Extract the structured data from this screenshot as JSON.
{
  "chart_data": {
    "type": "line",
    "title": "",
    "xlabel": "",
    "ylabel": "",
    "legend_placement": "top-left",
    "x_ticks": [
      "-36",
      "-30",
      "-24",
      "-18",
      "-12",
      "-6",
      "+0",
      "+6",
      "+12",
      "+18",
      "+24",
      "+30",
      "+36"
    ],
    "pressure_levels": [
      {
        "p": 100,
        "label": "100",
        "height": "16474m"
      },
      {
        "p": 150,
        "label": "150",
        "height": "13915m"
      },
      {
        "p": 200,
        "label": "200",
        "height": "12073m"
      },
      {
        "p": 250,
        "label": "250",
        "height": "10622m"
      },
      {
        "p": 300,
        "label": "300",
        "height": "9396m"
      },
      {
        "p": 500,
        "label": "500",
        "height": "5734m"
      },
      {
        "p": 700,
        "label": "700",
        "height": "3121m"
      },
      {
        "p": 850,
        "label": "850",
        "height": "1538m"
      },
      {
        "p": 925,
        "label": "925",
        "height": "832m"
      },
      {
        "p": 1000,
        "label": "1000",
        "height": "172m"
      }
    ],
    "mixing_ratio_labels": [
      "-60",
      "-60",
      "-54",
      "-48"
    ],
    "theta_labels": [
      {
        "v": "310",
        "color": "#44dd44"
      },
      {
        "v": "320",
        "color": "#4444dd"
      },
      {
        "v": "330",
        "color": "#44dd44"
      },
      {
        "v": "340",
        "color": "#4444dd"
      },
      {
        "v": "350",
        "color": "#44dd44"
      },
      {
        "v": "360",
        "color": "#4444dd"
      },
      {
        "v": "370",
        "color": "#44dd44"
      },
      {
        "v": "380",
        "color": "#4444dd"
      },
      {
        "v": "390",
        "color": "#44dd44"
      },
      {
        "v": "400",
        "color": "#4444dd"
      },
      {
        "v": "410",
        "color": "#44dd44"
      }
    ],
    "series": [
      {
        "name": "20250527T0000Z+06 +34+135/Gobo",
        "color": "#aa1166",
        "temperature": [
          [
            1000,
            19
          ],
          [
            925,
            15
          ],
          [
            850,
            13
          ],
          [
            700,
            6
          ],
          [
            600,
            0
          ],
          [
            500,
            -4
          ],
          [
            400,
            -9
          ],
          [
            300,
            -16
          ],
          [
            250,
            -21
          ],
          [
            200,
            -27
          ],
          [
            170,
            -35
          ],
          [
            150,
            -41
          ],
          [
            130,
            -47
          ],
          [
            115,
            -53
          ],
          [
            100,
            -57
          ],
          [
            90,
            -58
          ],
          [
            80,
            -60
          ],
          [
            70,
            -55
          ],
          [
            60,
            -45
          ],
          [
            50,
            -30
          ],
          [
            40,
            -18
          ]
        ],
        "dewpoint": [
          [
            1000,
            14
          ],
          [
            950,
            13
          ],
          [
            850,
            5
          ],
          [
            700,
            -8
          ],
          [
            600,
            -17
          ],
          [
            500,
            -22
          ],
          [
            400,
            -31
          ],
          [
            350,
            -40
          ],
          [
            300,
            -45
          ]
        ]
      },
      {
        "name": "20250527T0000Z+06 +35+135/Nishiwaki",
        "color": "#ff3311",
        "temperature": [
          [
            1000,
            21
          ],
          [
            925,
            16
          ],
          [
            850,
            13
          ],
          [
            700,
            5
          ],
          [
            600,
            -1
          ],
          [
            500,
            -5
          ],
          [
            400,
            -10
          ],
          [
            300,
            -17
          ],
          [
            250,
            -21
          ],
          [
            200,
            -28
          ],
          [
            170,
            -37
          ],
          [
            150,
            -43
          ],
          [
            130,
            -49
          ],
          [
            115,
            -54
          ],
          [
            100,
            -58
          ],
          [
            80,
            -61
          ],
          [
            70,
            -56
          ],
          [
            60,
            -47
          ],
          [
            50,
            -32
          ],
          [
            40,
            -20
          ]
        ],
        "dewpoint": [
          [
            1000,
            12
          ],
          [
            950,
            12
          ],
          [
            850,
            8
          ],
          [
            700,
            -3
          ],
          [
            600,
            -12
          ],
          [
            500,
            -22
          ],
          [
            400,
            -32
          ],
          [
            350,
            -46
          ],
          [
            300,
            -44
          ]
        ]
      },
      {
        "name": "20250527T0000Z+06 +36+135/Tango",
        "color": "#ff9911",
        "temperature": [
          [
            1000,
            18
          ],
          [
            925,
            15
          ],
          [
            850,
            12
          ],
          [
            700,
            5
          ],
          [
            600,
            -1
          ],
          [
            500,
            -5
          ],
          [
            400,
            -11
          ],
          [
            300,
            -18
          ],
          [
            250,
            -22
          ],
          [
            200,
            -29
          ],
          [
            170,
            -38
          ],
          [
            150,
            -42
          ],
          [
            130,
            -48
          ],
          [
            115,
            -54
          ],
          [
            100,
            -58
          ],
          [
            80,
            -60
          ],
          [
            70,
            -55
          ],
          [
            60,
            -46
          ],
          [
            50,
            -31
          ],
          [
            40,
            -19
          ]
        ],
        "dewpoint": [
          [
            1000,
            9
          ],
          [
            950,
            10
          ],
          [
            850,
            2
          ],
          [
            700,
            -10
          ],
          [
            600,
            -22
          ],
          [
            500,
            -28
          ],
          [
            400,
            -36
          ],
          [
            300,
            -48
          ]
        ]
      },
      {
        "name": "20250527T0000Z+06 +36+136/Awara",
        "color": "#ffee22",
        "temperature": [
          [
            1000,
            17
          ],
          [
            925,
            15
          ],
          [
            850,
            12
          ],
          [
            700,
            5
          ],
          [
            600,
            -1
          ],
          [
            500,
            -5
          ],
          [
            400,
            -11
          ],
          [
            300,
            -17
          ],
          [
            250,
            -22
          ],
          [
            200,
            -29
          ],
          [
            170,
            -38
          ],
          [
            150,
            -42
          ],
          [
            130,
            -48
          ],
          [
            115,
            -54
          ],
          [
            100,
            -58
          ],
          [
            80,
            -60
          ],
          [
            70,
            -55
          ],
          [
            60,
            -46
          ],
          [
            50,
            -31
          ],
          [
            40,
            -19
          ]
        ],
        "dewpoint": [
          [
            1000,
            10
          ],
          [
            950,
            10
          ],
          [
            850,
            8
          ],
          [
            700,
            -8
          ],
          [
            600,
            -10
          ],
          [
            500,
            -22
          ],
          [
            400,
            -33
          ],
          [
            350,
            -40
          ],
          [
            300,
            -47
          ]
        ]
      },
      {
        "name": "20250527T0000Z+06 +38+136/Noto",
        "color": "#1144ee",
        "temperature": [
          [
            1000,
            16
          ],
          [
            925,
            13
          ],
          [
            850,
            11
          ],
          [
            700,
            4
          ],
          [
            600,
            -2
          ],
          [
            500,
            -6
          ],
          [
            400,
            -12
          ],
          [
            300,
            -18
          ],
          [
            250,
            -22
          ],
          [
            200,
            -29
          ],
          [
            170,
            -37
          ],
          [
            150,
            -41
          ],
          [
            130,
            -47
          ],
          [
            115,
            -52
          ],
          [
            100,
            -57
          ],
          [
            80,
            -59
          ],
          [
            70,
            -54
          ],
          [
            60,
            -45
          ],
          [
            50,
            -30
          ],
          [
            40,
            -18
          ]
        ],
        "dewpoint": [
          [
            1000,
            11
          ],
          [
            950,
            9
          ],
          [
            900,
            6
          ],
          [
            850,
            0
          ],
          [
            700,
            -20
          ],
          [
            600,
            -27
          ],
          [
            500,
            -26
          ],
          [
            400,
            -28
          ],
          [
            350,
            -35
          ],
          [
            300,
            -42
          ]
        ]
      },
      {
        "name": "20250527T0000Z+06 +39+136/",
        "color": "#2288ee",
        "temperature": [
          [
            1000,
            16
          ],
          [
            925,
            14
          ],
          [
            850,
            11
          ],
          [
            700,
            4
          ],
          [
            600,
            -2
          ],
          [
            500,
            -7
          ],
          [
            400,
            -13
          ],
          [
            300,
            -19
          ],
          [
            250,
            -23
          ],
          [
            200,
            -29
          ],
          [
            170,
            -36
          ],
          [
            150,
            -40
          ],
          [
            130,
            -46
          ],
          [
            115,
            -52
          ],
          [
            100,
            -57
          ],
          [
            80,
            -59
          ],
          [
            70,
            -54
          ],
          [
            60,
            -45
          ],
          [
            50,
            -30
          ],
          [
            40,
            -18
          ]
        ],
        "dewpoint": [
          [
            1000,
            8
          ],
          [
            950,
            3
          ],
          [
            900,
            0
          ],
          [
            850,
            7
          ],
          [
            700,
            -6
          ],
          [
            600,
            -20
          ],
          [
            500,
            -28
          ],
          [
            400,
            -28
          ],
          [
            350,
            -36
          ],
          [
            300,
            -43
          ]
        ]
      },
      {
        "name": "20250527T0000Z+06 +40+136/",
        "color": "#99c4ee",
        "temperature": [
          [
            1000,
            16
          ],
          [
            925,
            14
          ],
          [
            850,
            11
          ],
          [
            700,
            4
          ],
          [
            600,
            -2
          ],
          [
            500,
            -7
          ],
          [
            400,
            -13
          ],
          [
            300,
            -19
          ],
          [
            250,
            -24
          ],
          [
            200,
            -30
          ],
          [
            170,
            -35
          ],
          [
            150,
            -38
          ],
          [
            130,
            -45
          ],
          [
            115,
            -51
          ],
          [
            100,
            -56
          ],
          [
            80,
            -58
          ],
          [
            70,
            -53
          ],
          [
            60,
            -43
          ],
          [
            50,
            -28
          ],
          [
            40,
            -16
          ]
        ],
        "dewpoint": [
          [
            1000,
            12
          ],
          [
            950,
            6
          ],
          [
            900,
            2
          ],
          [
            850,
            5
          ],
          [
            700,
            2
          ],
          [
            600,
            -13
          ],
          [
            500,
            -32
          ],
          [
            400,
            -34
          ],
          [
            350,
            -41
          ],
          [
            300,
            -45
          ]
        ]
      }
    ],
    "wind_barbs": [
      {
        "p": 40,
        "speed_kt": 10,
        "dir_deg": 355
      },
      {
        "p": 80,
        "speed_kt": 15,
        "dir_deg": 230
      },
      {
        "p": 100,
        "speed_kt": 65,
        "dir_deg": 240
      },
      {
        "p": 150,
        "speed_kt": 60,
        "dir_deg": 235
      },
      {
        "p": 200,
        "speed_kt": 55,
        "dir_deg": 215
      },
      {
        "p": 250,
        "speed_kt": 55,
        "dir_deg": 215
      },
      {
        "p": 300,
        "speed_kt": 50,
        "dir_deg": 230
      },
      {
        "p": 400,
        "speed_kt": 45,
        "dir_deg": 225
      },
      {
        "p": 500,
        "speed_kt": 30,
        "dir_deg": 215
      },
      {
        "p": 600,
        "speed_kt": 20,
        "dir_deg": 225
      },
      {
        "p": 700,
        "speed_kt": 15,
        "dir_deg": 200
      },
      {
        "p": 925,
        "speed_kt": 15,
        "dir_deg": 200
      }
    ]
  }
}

--------------------------------

#### Directions
Work out how many lines in the records above hold the string "height", then give only that count.

#### Solution
10